(Problem to solve) Write out the complete material exactly as it stands.

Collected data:
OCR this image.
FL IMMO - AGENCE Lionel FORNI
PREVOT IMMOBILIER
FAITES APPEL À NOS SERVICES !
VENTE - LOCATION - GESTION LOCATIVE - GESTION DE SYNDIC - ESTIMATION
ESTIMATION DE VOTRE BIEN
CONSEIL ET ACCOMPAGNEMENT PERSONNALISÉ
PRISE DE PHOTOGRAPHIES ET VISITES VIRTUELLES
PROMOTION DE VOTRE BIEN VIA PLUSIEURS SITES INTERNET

(The reply)
OCR this image.
FL IMMO - AGENCE Lionel FORNI
PREVOT IMMOBILIER
FAITES APPEL À NOS SERVICES !
VENTE - LOCATION - GESTION LOCATIVE - GESTION DE SYNDIC - ESTIMATION
ESTIMATION DE VOTRE BIEN
CONSEIL ET ACCOMPAGNEMENT PERSONNALISÉ
PRISE DE PHOTOGRAPHIES ET VISITES VIRTUELLES
PROMOTION DE VOTRE BIEN VIA PLUSIEURS SITES INTERNET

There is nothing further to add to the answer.